**GIVEN EXERCISE:** Say how many lines contain "aprender"; the answer is the number alone.

**MATERIAL SHOWN:**

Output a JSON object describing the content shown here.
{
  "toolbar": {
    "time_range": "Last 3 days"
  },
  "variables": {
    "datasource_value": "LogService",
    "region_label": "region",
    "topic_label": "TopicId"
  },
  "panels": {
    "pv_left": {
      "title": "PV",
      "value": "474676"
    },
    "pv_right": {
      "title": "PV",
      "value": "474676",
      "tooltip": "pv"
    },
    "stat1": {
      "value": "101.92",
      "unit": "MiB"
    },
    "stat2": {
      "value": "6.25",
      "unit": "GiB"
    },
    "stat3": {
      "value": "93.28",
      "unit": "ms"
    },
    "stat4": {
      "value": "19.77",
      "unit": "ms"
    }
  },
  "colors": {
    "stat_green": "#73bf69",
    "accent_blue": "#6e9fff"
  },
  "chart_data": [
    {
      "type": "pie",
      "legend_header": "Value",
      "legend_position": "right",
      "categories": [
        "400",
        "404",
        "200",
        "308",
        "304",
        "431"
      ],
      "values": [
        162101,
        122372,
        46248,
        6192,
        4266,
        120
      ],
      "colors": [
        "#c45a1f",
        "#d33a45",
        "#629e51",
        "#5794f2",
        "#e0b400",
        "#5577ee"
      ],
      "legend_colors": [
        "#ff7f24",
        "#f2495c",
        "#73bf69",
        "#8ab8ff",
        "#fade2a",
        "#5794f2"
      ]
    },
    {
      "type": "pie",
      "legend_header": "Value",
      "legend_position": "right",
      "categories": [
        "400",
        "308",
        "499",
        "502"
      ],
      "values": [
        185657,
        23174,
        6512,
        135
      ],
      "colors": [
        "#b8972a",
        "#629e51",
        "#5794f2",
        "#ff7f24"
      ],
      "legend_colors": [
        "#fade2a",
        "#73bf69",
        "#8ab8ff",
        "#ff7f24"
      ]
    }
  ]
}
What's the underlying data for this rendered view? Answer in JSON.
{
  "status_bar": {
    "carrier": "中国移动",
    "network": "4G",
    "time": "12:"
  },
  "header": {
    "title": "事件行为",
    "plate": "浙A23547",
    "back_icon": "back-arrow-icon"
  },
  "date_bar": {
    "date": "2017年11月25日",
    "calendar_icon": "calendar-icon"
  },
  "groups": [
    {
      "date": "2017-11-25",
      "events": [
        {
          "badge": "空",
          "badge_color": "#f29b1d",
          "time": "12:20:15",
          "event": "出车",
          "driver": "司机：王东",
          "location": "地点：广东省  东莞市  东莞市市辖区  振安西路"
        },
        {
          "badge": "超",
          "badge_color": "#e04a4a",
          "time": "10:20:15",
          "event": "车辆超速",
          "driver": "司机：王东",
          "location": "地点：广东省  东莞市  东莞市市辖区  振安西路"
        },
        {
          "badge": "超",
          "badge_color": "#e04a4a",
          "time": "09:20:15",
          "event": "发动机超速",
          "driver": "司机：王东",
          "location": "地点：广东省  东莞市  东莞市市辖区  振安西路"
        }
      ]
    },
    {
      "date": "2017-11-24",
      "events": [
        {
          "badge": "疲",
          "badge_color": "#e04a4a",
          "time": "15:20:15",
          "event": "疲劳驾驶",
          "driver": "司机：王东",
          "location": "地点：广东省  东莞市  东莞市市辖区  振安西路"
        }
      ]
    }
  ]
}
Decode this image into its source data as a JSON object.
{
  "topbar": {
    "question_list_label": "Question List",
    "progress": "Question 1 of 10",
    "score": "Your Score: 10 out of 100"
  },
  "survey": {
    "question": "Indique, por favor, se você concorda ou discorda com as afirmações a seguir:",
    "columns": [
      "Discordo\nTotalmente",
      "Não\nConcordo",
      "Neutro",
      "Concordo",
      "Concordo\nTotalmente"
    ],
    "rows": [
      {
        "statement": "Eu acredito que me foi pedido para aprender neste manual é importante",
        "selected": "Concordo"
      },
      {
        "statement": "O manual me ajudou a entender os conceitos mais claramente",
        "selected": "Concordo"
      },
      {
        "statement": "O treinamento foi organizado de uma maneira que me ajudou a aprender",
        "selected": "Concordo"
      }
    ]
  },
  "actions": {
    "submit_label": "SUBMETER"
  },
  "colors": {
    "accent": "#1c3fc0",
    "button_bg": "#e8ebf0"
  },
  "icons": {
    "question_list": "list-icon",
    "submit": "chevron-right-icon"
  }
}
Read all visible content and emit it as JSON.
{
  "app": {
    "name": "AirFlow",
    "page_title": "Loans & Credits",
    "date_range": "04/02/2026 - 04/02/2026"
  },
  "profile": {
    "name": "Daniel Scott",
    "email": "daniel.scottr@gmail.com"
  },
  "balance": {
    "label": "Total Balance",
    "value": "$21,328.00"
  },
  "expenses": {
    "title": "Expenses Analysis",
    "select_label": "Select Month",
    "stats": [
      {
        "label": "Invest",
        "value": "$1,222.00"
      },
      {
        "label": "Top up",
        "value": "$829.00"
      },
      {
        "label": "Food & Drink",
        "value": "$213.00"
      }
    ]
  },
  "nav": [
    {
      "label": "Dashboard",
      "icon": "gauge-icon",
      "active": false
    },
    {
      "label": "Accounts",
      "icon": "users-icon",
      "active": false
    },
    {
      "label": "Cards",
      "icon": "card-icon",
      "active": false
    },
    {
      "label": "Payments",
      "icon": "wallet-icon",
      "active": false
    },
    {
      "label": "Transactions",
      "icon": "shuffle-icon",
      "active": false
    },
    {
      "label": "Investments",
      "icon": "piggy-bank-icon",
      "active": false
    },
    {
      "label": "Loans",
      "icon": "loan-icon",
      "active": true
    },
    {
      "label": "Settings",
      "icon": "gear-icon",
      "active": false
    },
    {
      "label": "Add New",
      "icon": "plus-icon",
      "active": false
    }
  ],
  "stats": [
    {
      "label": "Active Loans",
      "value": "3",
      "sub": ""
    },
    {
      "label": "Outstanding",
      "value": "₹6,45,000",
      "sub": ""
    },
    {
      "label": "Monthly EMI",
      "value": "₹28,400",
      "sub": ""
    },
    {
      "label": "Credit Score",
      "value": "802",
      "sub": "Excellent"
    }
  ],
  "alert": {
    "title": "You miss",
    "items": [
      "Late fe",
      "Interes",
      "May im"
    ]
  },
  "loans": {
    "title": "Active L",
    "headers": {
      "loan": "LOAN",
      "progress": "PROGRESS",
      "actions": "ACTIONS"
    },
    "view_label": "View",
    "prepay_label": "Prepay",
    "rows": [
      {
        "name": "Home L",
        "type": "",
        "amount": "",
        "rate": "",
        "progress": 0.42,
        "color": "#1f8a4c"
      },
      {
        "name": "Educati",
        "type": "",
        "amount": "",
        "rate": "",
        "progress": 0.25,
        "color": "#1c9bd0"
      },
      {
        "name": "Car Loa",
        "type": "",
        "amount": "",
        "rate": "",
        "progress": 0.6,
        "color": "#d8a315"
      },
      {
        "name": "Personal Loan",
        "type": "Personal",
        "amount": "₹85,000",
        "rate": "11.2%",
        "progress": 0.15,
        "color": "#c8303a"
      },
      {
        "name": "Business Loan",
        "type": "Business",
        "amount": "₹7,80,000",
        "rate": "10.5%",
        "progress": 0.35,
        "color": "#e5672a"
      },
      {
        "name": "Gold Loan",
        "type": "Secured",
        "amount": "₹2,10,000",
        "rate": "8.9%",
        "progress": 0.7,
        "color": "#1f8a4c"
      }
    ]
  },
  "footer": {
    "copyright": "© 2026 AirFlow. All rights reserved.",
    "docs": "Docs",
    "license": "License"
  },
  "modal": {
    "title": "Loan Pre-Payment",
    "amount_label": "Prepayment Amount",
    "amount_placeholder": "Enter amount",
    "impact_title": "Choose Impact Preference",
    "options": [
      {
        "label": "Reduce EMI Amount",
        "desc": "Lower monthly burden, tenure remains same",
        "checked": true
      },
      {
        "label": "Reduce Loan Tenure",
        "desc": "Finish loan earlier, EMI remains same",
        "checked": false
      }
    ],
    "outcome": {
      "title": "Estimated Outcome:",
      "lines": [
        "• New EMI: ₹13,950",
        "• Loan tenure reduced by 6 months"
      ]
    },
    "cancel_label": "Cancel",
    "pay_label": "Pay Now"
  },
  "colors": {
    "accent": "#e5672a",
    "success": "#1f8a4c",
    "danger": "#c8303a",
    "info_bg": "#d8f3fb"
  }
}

**SOLUTION TO THIS EXERCISE:** 2